::: Reading passage

From 9da5c28f40b39a2de9c1ffdde39360cfee475c22 Mon Sep 17 00:00:00 2001
From: Ad Schellevis <ad@opnsense.org>
Date: Tue, 21 Sep 2021 15:27:44 +0200
Subject: [PATCH] Firewall / Rules - specify overload table on max new
 connections, closes https://github.com/opnsense/core/issues/5229

---
 .../library/OPNsense/Firewall/FilterRule.php  |  3 +-
 src/www/firewall_rules_edit.php               | 28 ++++++++++++++++---
 2 files changed, 26 insertions(+), 5 deletions(-)

diff --git a/src/opnsense/mvc/app/library/OPNsense/Firewall/FilterRule.php b/src/opnsense/mvc/app/library/OPNsense/Firewall/FilterRule.php
index 3a6096a5a..468aecae2 100644
--- a/src/opnsense/mvc/app/library/OPNsense/Firewall/FilterRule.php
+++ b/src/opnsense/mvc/app/library/OPNsense/Firewall/FilterRule.php
@@ -236,8 +236,9 @@ class FilterRule extends Rule
                         $rule['state']['options'][] = "tcp.established " . $rule['statetimeout'];
                     }
                     if (!empty($rule['max-src-conn-rate']) && !empty($rule['max-src-conn-rates'])) {
+                        $otbl = !empty($rule['overload']) ? $rule['overload'] : "virusprot";
                         $rule['state']['options'][] = "max-src-conn-rate " . $rule['max-src-conn-rate'] . " " .

::::::
::: Available data

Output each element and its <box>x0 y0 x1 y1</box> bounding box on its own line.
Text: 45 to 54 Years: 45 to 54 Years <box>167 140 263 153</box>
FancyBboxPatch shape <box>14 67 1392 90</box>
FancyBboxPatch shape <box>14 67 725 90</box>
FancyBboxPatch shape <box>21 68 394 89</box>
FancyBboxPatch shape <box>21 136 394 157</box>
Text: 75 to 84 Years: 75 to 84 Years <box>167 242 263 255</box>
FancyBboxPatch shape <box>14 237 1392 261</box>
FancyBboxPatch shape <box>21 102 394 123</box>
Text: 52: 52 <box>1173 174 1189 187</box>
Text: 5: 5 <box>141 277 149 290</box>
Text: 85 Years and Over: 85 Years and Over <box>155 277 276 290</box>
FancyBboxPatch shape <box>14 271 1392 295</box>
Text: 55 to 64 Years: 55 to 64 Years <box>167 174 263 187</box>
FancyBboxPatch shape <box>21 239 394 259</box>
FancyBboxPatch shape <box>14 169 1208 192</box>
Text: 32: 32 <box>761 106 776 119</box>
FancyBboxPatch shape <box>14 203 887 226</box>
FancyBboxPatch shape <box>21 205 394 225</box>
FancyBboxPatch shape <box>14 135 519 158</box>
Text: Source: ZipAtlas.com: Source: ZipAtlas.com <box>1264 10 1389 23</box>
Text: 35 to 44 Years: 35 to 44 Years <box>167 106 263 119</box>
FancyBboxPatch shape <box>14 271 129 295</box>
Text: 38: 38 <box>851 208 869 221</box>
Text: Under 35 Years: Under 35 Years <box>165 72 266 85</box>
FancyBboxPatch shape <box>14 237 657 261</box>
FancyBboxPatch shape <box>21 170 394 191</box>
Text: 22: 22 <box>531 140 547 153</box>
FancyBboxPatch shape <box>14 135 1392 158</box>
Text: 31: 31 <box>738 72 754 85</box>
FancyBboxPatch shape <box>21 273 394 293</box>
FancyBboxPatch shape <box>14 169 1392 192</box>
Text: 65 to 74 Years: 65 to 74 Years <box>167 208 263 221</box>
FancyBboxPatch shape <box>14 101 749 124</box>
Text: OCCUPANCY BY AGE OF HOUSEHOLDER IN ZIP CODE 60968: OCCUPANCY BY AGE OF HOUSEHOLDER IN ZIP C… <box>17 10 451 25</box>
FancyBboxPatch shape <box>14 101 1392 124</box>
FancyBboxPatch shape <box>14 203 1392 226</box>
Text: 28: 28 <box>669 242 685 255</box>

::::::

Brief A >>
Answer these questions about the patch:
(i) Who is given as the sender of the patch?
(ii) How many files does the patch change?
(iii) What value is assigned to $otbl when $rule['overload'] is empty?
Brief B >>
Change "overload table" to "overflow table" in the stretch of the patch from "From 9da5c28f40b39a2de9c1ffdde39360cfee475c22 Mon" through "insertions(+), 5 deletions(-)", and write out that stretch.
This material was drawn from a source separate from the patch.

Written answer A >>
(i) Ad Schellevis
(ii) 2 files
(iii) "virusprot"

Written answer B >>
From 9da5c28f40b39a2de9c1ffdde39360cfee475c22 Mon Sep 17 00:00:00 2001
From: Ad Schellevis <ad@opnsense.org>
Date: Tue, 21 Sep 2021 15:27:44 +0200
Subject: [PATCH] Firewall / Rules - specify overflow table on max new
 connections, closes https://github.com/opnsense/core/issues/5229

---
 .../library/OPNsense/Firewall/FilterRule.php  |  3 +-
 src/www/firewall_rules_edit.php               | 28 ++++++++++++++++---
 2 files changed, 26 insertions(+), 5 deletions(-)